◆ **Exercise details**: Leave out the pictures; transcribe all else exactly.

◆ **Provided data**:
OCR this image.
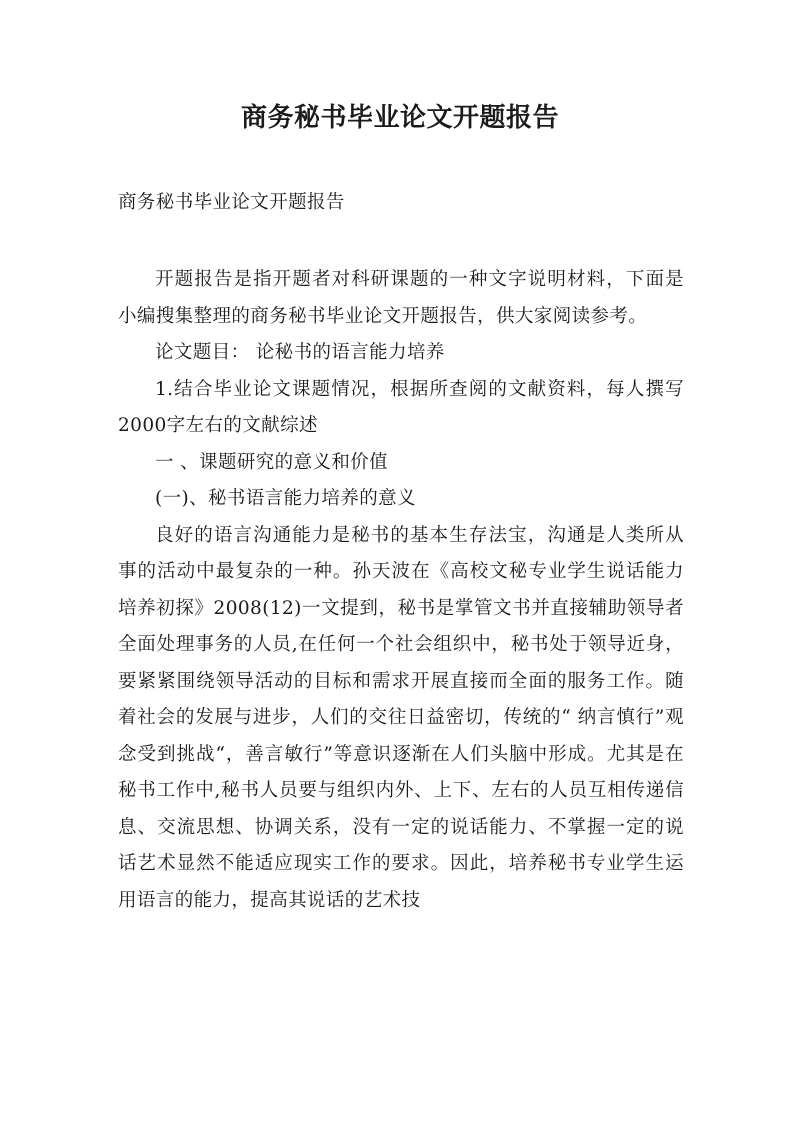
商务秘书毕业论文开题报告
商务秘书毕业论文开题报告

开题报告是指开题者对科研课题的一种文字说明材料，下面是小编搜集整理的商务秘书毕业论文开题报告，供大家阅读参考。

论文题目： 论秘书的语言能力培养

1.结合毕业论文课题情况，根据所查阅的文献资料，每人撰写2000字左右的文献综述

一 、课题研究的意义和价值

(一)、秘书语言能力培养的意义

良好的语言沟通能力是秘书的基本生存法宝，沟通是人类所从事的活动中最复杂的一种。孙天波在《高校文秘专业学生说话能力培养初探》2008(12)一文提到，秘书是掌管文书并直接辅助领导者全面处理事务的人员,在任何一个社会组织中，秘书处于领导近身，要紧紧围绕领导活动的目标和需求开展直接而全面的服务工作。随着社会的发展与进步，人们的交往日益密切，传统的“ 纳言慎行”观念受到挑战“，善言敏行”等意识逐渐在人们头脑中形成。尤其是在秘书工作中,秘书人员要与组织内外、上下、左右的人员互相传递信息、交流思想、协调关系，没有一定的说话能力、不掌握一定的说话艺术显然不能适应现实工作的要求。因此，培养秘书专业学生运用语言的能力，提高其说话的艺术技
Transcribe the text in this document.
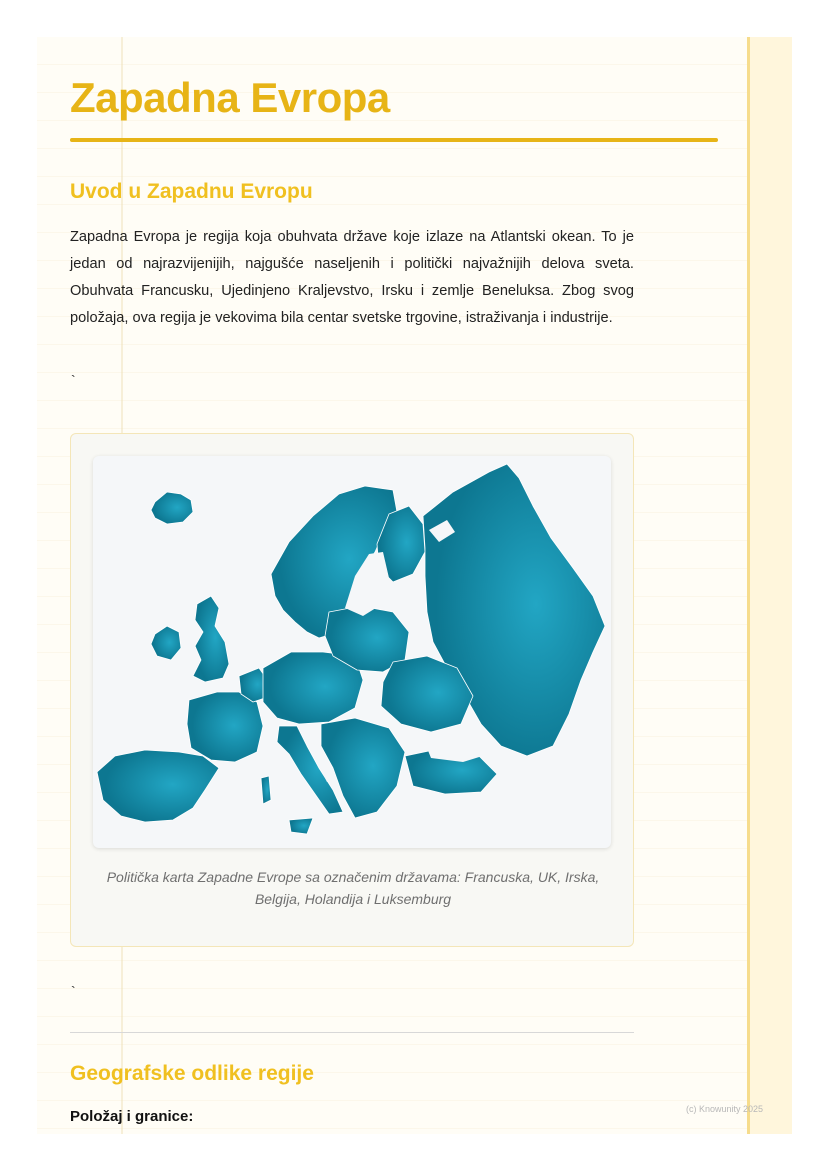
Zapadna Evropa
Uvod u Zapadnu Evropu

Zapadna Evropa je regija koja obuhvata države koje izlaze na Atlantski okean. To je jedan od najrazvijenijih, najgušće naseljenih i politički najvažnijih delova sveta. Obuhvata Francusku, Ujedinjeno Kraljevstvo, Irsku i zemlje Beneluksa. Zbog svog položaja, ova regija je vekovima bila centar svetske trgovine, istraživanja i industrije.

`

Politička karta Zapadne Evrope sa označenim državama: Francuska, UK, Irska, Belgija, Holandija i Luksemburg

`
Geografske odlike regije
Položaj i granice:	(c) Knowunity 2025
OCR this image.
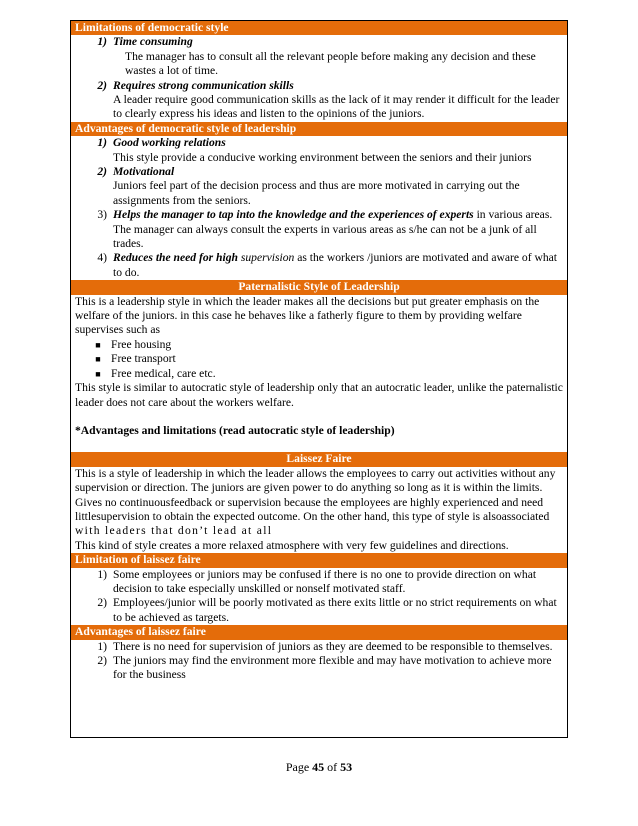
Limitations of democratic style
1) Time consuming
The manager has to consult all the relevant people before making any decision and these wastes a lot of time.
2) Requires strong communication skills
A leader require good communication skills as the lack of it may render it difficult for the leader to clearly express his ideas and listen to the opinions of the juniors.
Advantages of democratic style of leadership
1) Good working relations
This style provide a conducive working environment between the seniors and their juniors
2) Motivational
Juniors feel part of the decision process and thus are more motivated in carrying out the assignments from the seniors.
3) Helps the manager to tap into the knowledge and the experiences of experts in various areas. The manager can always consult the experts in various areas as s/he can not be a junk of all trades.
4) Reduces the need for high supervision as the workers /juniors are motivated and aware of what to do.
Paternalistic Style of Leadership
This is a leadership style in which the leader makes all the decisions but put greater emphasis on the welfare of the juniors. in this case he behaves like a fatherly figure to them by providing welfare supervises such as
■ Free housing
■ Free transport
■ Free medical, care etc.
This style is similar to autocratic style of leadership only that an autocratic leader, unlike the paternalistic leader does not care about the workers welfare.
*Advantages and limitations (read autocratic style of leadership)
Laissez Faire
This is a style of leadership in which the leader allows the employees to carry out activities without any supervision or direction. The juniors are given power to do anything so long as it is within the limits. Gives no continuousfeedback or supervision because the employees are highly experienced and need littlesupervision to obtain the expected outcome. On the other hand, this type of style is alsoassociated with leaders that don’t lead at all
This kind of style creates a more relaxed atmosphere with very few guidelines and directions.
Limitation of laissez faire
1) Some employees or juniors may be confused if there is no one to provide direction on what decision to take especially unskilled or nonself motivated staff.
2) Employees/junior will be poorly motivated as there exits little or no strict requirements on what to be achieved as targets.
Advantages of laissez faire
1) There is no need for supervision of juniors as they are deemed to be responsible to themselves.
2) The juniors may find the environment more flexible and may have motivation to achieve more for the business
Page 45 of 53
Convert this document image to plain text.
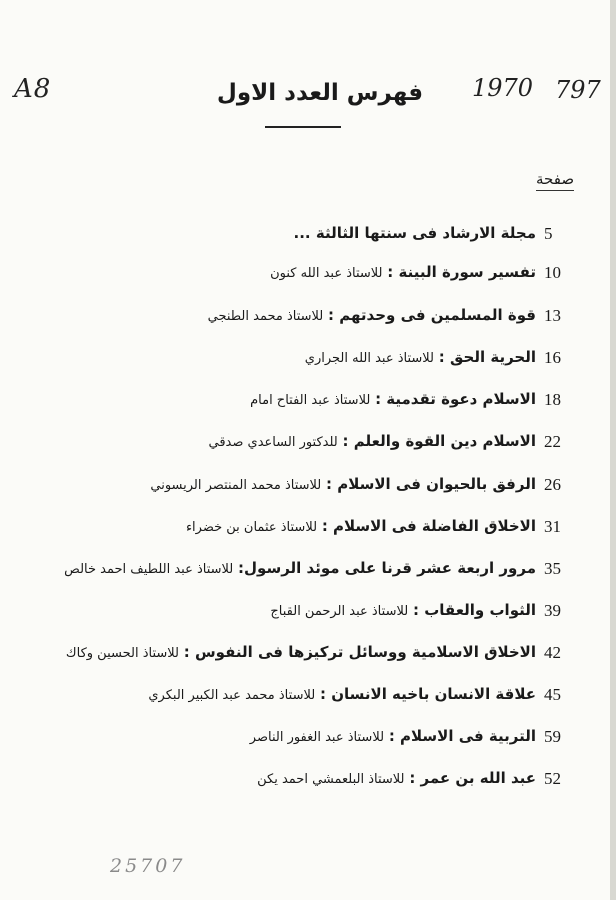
A8	1970 797
فهرس العدد الاول
صفحة
5
مجلة الارشاد فى سنتها الثالثة ...
10
تفسير سورة البينة : للاستاذ عبد الله كنون
13
قوة المسلمين فى وحدتهم : للاستاذ محمد الطنجي
16
الحرية الحق : للاستاذ عبد الله الجراري
18
الاسلام دعوة تقدمية : للاستاذ عبد الفتاح امام
22
الاسلام دين القوة والعلم : للدكتور الساعدي صدقي
26
الرفق بالحيوان فى الاسلام : للاستاذ محمد المنتصر الريسوني
31
الاخلاق الفاضلة فى الاسلام : للاستاذ عثمان بن خضراء
35
مرور اربعة عشر قرنا على موئد الرسول: للاستاذ عبد اللطيف احمد خالص
39
الثواب والعقاب : للاستاذ عبد الرحمن القباج
42
الاخلاق الاسلامية ووسائل تركيزها فى النفوس : للاستاذ الحسين وكاك
45
علاقة الانسان باخيه الانسان : للاستاذ محمد عبد الكبير البكري
59
التربية فى الاسلام : للاستاذ عبد الغفور الناصر
52
عبد الله بن عمر : للاستاذ البلعمشي احمد يكن
25707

◆ **Finished task**:
OCR this image.
商务秘书毕业论文开题报告
商务秘书毕业论文开题报告

开题报告是指开题者对科研课题的一种文字说明材料，下面是小编搜集整理的商务秘书毕业论文开题报告，供大家阅读参考。

论文题目： 论秘书的语言能力培养

1.结合毕业论文课题情况，根据所查阅的文献资料，每人撰写2000字左右的文献综述

一 、课题研究的意义和价值

(一)、秘书语言能力培养的意义

良好的语言沟通能力是秘书的基本生存法宝，沟通是人类所从事的活动中最复杂的一种。孙天波在《高校文秘专业学生说话能力培养初探》2008(12)一文提到，秘书是掌管文书并直接辅助领导者全面处理事务的人员,在任何一个社会组织中，秘书处于领导近身，要紧紧围绕领导活动的目标和需求开展直接而全面的服务工作。随着社会的发展与进步，人们的交往日益密切，传统的“ 纳言慎行”观念受到挑战“，善言敏行”等意识逐渐在人们头脑中形成。尤其是在秘书工作中,秘书人员要与组织内外、上下、左右的人员互相传递信息、交流思想、协调关系，没有一定的说话能力、不掌握一定的说话艺术显然不能适应现实工作的要求。因此，培养秘书专业学生运用语言的能力，提高其说话的艺术技
Transcribe the text in this document.
Zapadna Evropa
Uvod u Zapadnu Evropu

Zapadna Evropa je regija koja obuhvata države koje izlaze na Atlantski okean. To je jedan od najrazvijenijih, najgušće naseljenih i politički najvažnijih delova sveta. Obuhvata Francusku, Ujedinjeno Kraljevstvo, Irsku i zemlje Beneluksa. Zbog svog položaja, ova regija je vekovima bila centar svetske trgovine, istraživanja i industrije.

`

Politička karta Zapadne Evrope sa označenim državama: Francuska, UK, Irska, Belgija, Holandija i Luksemburg

`
Geografske odlike regije
Položaj i granice:	(c) Knowunity 2025
OCR this image.
Limitations of democratic style
1) Time consuming
The manager has to consult all the relevant people before making any decision and these wastes a lot of time.
2) Requires strong communication skills
A leader require good communication skills as the lack of it may render it difficult for the leader to clearly express his ideas and listen to the opinions of the juniors.
Advantages of democratic style of leadership
1) Good working relations
This style provide a conducive working environment between the seniors and their juniors
2) Motivational
Juniors feel part of the decision process and thus are more motivated in carrying out the assignments from the seniors.
3) Helps the manager to tap into the knowledge and the experiences of experts in various areas. The manager can always consult the experts in various areas as s/he can not be a junk of all trades.
4) Reduces the need for high supervision as the workers /juniors are motivated and aware of what to do.
Paternalistic Style of Leadership
This is a leadership style in which the leader makes all the decisions but put greater emphasis on the welfare of the juniors. in this case he behaves like a fatherly figure to them by providing welfare supervises such as
■ Free housing
■ Free transport
■ Free medical, care etc.
This style is similar to autocratic style of leadership only that an autocratic leader, unlike the paternalistic leader does not care about the workers welfare.
*Advantages and limitations (read autocratic style of leadership)
Laissez Faire
This is a style of leadership in which the leader allows the employees to carry out activities without any supervision or direction. The juniors are given power to do anything so long as it is within the limits. Gives no continuousfeedback or supervision because the employees are highly experienced and need littlesupervision to obtain the expected outcome. On the other hand, this type of style is alsoassociated with leaders that don’t lead at all
This kind of style creates a more relaxed atmosphere with very few guidelines and directions.
Limitation of laissez faire
1) Some employees or juniors may be confused if there is no one to provide direction on what decision to take especially unskilled or nonself motivated staff.
2) Employees/junior will be poorly motivated as there exits little or no strict requirements on what to be achieved as targets.
Advantages of laissez faire
1) There is no need for supervision of juniors as they are deemed to be responsible to themselves.
2) The juniors may find the environment more flexible and may have motivation to achieve more for the business
Page 45 of 53
Convert this document image to plain text.
A8	1970 797
فهرس العدد الاول
صفحة
5
مجلة الارشاد فى سنتها الثالثة ...
10
تفسير سورة البينة : للاستاذ عبد الله كنون
13
قوة المسلمين فى وحدتهم : للاستاذ محمد الطنجي
16
الحرية الحق : للاستاذ عبد الله الجراري
18
الاسلام دعوة تقدمية : للاستاذ عبد الفتاح امام
22
الاسلام دين القوة والعلم : للدكتور الساعدي صدقي
26
الرفق بالحيوان فى الاسلام : للاستاذ محمد المنتصر الريسوني
31
الاخلاق الفاضلة فى الاسلام : للاستاذ عثمان بن خضراء
35
مرور اربعة عشر قرنا على موئد الرسول: للاستاذ عبد اللطيف احمد خالص
39
الثواب والعقاب : للاستاذ عبد الرحمن القباج
42
الاخلاق الاسلامية ووسائل تركيزها فى النفوس : للاستاذ الحسين وكاك
45
علاقة الانسان باخيه الانسان : للاستاذ محمد عبد الكبير البكري
59
التربية فى الاسلام : للاستاذ عبد الغفور الناصر
52
عبد الله بن عمر : للاستاذ البلعمشي احمد يكن
25707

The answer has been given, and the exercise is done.